[Listings of boxed layout items]
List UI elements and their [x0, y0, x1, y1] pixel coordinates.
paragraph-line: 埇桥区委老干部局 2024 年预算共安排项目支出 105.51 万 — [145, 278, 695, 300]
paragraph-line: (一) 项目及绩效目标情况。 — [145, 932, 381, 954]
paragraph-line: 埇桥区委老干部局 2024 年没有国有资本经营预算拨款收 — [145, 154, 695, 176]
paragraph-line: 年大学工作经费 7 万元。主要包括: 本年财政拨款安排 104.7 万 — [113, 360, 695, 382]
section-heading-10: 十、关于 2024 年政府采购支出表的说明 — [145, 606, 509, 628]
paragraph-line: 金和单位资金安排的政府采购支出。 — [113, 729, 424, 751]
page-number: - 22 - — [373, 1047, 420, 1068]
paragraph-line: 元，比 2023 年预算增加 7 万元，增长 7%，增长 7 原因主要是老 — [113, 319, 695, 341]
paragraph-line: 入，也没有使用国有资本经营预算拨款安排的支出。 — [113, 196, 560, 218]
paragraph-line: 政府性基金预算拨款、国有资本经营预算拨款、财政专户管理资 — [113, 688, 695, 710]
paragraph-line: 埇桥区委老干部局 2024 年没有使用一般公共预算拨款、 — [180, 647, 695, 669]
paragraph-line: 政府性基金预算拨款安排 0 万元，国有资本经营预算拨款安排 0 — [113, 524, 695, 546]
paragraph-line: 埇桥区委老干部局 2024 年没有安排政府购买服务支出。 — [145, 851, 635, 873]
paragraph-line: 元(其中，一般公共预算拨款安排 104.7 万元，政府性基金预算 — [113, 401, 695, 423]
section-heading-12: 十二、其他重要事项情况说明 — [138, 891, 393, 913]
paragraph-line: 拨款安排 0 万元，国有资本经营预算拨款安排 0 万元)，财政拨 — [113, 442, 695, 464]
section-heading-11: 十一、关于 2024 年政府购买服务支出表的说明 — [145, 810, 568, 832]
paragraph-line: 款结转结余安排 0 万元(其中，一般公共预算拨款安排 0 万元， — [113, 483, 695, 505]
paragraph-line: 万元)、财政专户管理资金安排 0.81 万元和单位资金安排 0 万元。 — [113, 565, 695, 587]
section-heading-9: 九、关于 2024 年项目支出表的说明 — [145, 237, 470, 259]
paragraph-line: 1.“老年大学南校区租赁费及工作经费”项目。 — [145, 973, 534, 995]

Directive → Copy out the lines of every item without changing anything.

Result for this task →
List UI elements and their [x0, y0, x1, y1] pixel coordinates.
paragraph-line: 埇桥区委老干部局 2024 年预算共安排项目支出 105.51 万 — [145, 278, 695, 300]
paragraph-line: (一) 项目及绩效目标情况。 — [145, 932, 381, 954]
paragraph-line: 埇桥区委老干部局 2024 年没有国有资本经营预算拨款收 — [145, 154, 695, 176]
paragraph-line: 年大学工作经费 7 万元。主要包括: 本年财政拨款安排 104.7 万 — [113, 360, 695, 382]
section-heading-10: 十、关于 2024 年政府采购支出表的说明 — [145, 606, 509, 628]
paragraph-line: 金和单位资金安排的政府采购支出。 — [113, 729, 424, 751]
page-number: - 22 - — [373, 1047, 420, 1068]
paragraph-line: 元，比 2023 年预算增加 7 万元，增长 7%，增长 7 原因主要是老 — [113, 319, 695, 341]
paragraph-line: 入，也没有使用国有资本经营预算拨款安排的支出。 — [113, 196, 560, 218]
paragraph-line: 政府性基金预算拨款、国有资本经营预算拨款、财政专户管理资 — [113, 688, 695, 710]
paragraph-line: 埇桥区委老干部局 2024 年没有使用一般公共预算拨款、 — [180, 647, 695, 669]
paragraph-line: 政府性基金预算拨款安排 0 万元，国有资本经营预算拨款安排 0 — [113, 524, 695, 546]
paragraph-line: 埇桥区委老干部局 2024 年没有安排政府购买服务支出。 — [145, 851, 635, 873]
paragraph-line: 元(其中，一般公共预算拨款安排 104.7 万元，政府性基金预算 — [113, 401, 695, 423]
section-heading-12: 十二、其他重要事项情况说明 — [138, 891, 393, 913]
paragraph-line: 拨款安排 0 万元，国有资本经营预算拨款安排 0 万元)，财政拨 — [113, 442, 695, 464]
section-heading-11: 十一、关于 2024 年政府购买服务支出表的说明 — [145, 810, 568, 832]
paragraph-line: 款结转结余安排 0 万元(其中，一般公共预算拨款安排 0 万元， — [113, 483, 695, 505]
paragraph-line: 万元)、财政专户管理资金安排 0.81 万元和单位资金安排 0 万元。 — [113, 565, 695, 587]
section-heading-9: 九、关于 2024 年项目支出表的说明 — [145, 237, 470, 259]
paragraph-line: 1.“老年大学南校区租赁费及工作经费”项目。 — [145, 973, 534, 995]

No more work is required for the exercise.